**Stored data**

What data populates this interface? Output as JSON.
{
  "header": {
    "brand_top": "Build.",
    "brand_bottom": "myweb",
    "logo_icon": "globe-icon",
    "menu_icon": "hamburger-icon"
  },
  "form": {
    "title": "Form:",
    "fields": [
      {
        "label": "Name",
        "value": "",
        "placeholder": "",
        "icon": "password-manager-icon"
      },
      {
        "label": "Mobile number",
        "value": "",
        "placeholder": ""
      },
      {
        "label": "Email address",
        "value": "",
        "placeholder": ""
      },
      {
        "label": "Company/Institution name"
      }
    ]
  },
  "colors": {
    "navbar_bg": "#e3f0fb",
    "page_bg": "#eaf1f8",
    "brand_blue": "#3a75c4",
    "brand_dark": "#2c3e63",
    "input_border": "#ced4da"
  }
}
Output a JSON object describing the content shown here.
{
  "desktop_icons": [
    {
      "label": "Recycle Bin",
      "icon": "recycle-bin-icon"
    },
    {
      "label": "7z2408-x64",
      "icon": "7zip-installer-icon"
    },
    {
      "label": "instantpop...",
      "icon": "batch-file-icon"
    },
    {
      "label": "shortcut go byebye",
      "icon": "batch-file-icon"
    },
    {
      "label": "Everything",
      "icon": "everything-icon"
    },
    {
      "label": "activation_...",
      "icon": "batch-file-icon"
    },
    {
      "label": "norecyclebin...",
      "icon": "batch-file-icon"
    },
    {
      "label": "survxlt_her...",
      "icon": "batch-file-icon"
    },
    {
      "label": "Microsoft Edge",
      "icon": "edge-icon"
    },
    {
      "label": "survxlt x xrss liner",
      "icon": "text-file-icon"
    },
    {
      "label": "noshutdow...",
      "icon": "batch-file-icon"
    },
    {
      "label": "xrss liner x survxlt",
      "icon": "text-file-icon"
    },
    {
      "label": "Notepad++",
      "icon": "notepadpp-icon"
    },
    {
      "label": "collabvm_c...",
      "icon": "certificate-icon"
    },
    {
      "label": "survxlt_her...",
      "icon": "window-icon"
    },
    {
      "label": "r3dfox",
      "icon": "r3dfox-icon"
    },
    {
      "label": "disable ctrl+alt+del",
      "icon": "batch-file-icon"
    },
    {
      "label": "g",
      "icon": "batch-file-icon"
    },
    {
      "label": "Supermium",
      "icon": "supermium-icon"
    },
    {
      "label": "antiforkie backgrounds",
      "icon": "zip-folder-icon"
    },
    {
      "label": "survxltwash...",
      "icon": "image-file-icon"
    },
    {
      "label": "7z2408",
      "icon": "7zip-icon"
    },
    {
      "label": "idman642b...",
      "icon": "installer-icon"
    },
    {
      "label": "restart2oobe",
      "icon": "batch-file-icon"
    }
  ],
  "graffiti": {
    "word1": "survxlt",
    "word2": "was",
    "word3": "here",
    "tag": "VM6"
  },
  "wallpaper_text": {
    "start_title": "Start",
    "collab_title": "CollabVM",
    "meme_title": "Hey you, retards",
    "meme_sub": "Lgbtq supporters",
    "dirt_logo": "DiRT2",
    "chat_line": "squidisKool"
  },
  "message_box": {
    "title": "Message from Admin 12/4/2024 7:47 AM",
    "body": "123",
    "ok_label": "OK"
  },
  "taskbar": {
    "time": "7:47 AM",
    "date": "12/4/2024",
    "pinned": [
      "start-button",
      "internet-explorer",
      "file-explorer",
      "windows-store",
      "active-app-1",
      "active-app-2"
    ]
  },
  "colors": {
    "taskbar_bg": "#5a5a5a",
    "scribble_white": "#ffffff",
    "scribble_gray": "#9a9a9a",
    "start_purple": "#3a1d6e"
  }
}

**Problem to solve**
Scan the lines above for "here", then copy every one that has it.

**Result of this exercise**
Output a JSON object describing the content shown here.
    "word3": "here",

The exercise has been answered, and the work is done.